TASK INSTRUCTIONS: All material below is to be reproduced exactly.

AVAILABLE RECORDS:
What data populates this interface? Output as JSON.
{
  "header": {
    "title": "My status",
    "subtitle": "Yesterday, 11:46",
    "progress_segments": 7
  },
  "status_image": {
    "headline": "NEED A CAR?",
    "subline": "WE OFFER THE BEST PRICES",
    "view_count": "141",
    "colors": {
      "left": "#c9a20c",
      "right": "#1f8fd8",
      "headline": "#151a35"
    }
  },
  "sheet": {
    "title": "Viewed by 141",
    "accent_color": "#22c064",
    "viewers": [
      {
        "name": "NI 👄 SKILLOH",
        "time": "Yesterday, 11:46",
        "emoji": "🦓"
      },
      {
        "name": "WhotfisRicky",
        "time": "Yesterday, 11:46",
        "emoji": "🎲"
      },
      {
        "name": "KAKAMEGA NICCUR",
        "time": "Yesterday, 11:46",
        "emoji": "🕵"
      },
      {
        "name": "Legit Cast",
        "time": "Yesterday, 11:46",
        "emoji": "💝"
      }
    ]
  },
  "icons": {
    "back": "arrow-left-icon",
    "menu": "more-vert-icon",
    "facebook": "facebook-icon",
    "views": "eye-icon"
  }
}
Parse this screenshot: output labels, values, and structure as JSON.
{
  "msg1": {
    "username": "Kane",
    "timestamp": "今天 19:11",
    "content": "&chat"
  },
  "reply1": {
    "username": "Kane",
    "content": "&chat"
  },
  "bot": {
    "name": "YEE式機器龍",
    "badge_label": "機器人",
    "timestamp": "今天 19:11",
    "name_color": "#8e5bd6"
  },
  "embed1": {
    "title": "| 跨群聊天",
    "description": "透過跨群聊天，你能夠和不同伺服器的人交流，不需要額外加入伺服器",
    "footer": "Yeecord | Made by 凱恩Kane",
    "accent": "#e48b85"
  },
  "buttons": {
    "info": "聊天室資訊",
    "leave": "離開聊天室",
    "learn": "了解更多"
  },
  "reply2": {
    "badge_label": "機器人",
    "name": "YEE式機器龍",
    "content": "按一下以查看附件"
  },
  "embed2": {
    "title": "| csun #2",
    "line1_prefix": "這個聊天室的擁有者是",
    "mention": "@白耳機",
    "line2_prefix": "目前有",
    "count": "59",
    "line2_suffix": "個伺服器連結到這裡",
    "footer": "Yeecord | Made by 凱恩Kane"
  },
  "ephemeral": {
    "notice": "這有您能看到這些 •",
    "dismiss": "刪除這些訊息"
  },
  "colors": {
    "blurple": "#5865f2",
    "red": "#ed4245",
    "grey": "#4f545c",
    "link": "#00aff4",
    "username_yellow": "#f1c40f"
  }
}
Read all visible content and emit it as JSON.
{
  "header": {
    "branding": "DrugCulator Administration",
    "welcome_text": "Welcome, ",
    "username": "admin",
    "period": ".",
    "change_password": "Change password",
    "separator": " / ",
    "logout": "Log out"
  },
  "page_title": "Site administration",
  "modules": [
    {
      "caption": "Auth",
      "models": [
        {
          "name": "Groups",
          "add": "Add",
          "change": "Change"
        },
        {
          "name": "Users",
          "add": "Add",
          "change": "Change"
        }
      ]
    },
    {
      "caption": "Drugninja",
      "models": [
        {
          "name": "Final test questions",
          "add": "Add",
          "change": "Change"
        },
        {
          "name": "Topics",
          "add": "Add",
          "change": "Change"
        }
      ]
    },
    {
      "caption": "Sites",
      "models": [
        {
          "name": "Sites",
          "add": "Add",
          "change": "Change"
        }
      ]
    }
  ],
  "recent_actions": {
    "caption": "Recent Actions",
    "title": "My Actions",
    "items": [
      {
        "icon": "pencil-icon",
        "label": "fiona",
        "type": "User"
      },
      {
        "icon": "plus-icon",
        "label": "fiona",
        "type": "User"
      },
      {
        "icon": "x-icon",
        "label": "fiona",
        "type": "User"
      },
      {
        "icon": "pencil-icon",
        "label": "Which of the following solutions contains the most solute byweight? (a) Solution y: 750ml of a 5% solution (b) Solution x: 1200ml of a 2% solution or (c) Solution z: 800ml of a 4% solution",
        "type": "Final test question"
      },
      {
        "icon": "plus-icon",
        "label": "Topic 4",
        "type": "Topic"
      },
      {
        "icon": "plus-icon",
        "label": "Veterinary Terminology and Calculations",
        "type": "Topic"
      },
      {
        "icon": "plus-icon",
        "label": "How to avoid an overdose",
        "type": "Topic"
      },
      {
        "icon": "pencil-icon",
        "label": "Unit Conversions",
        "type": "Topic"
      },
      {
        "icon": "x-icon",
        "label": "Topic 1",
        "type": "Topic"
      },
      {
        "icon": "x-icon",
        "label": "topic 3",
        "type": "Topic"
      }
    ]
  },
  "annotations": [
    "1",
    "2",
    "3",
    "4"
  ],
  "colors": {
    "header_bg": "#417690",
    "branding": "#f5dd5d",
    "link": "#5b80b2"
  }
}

TASK ANSWER:
What data populates this interface? Output as JSON.
{
  "header": {
    "title": "My status",
    "subtitle": "Yesterday, 11:46",
    "progress_segments": 7
  },
  "status_image": {
    "headline": "NEED A CAR?",
    "subline": "WE OFFER THE BEST PRICES",
    "view_count": "141",
    "colors": {
      "left": "#c9a20c",
      "right": "#1f8fd8",
      "headline": "#151a35"
    }
  },
  "sheet": {
    "title": "Viewed by 141",
    "accent_color": "#22c064",
    "viewers": [
      {
        "name": "NI 👄 SKILLOH",
        "time": "Yesterday, 11:46",
        "emoji": "🦓"
      },
      {
        "name": "WhotfisRicky",
        "time": "Yesterday, 11:46",
        "emoji": "🎲"
      },
      {
        "name": "KAKAMEGA NICCUR",
        "time": "Yesterday, 11:46",
        "emoji": "🕵"
      },
      {
        "name": "Legit Cast",
        "time": "Yesterday, 11:46",
        "emoji": "💝"
      }
    ]
  },
  "icons": {
    "back": "arrow-left-icon",
    "menu": "more-vert-icon",
    "facebook": "facebook-icon",
    "views": "eye-icon"
  }
}
Parse this screenshot: output labels, values, and structure as JSON.
{
  "msg1": {
    "username": "Kane",
    "timestamp": "今天 19:11",
    "content": "&chat"
  },
  "reply1": {
    "username": "Kane",
    "content": "&chat"
  },
  "bot": {
    "name": "YEE式機器龍",
    "badge_label": "機器人",
    "timestamp": "今天 19:11",
    "name_color": "#8e5bd6"
  },
  "embed1": {
    "title": "| 跨群聊天",
    "description": "透過跨群聊天，你能夠和不同伺服器的人交流，不需要額外加入伺服器",
    "footer": "Yeecord | Made by 凱恩Kane",
    "accent": "#e48b85"
  },
  "buttons": {
    "info": "聊天室資訊",
    "leave": "離開聊天室",
    "learn": "了解更多"
  },
  "reply2": {
    "badge_label": "機器人",
    "name": "YEE式機器龍",
    "content": "按一下以查看附件"
  },
  "embed2": {
    "title": "| csun #2",
    "line1_prefix": "這個聊天室的擁有者是",
    "mention": "@白耳機",
    "line2_prefix": "目前有",
    "count": "59",
    "line2_suffix": "個伺服器連結到這裡",
    "footer": "Yeecord | Made by 凱恩Kane"
  },
  "ephemeral": {
    "notice": "這有您能看到這些 •",
    "dismiss": "刪除這些訊息"
  },
  "colors": {
    "blurple": "#5865f2",
    "red": "#ed4245",
    "grey": "#4f545c",
    "link": "#00aff4",
    "username_yellow": "#f1c40f"
  }
}
Read all visible content and emit it as JSON.
{
  "header": {
    "branding": "DrugCulator Administration",
    "welcome_text": "Welcome, ",
    "username": "admin",
    "period": ".",
    "change_password": "Change password",
    "separator": " / ",
    "logout": "Log out"
  },
  "page_title": "Site administration",
  "modules": [
    {
      "caption": "Auth",
      "models": [
        {
          "name": "Groups",
          "add": "Add",
          "change": "Change"
        },
        {
          "name": "Users",
          "add": "Add",
          "change": "Change"
        }
      ]
    },
    {
      "caption": "Drugninja",
      "models": [
        {
          "name": "Final test questions",
          "add": "Add",
          "change": "Change"
        },
        {
          "name": "Topics",
          "add": "Add",
          "change": "Change"
        }
      ]
    },
    {
      "caption": "Sites",
      "models": [
        {
          "name": "Sites",
          "add": "Add",
          "change": "Change"
        }
      ]
    }
  ],
  "recent_actions": {
    "caption": "Recent Actions",
    "title": "My Actions",
    "items": [
      {
        "icon": "pencil-icon",
        "label": "fiona",
        "type": "User"
      },
      {
        "icon": "plus-icon",
        "label": "fiona",
        "type": "User"
      },
      {
        "icon": "x-icon",
        "label": "fiona",
        "type": "User"
      },
      {
        "icon": "pencil-icon",
        "label": "Which of the following solutions contains the most solute byweight? (a) Solution y: 750ml of a 5% solution (b) Solution x: 1200ml of a 2% solution or (c) Solution z: 800ml of a 4% solution",
        "type": "Final test question"
      },
      {
        "icon": "plus-icon",
        "label": "Topic 4",
        "type": "Topic"
      },
      {
        "icon": "plus-icon",
        "label": "Veterinary Terminology and Calculations",
        "type": "Topic"
      },
      {
        "icon": "plus-icon",
        "label": "How to avoid an overdose",
        "type": "Topic"
      },
      {
        "icon": "pencil-icon",
        "label": "Unit Conversions",
        "type": "Topic"
      },
      {
        "icon": "x-icon",
        "label": "Topic 1",
        "type": "Topic"
      },
      {
        "icon": "x-icon",
        "label": "topic 3",
        "type": "Topic"
      }
    ]
  },
  "annotations": [
    "1",
    "2",
    "3",
    "4"
  ],
  "colors": {
    "header_bg": "#417690",
    "branding": "#f5dd5d",
    "link": "#5b80b2"
  }
}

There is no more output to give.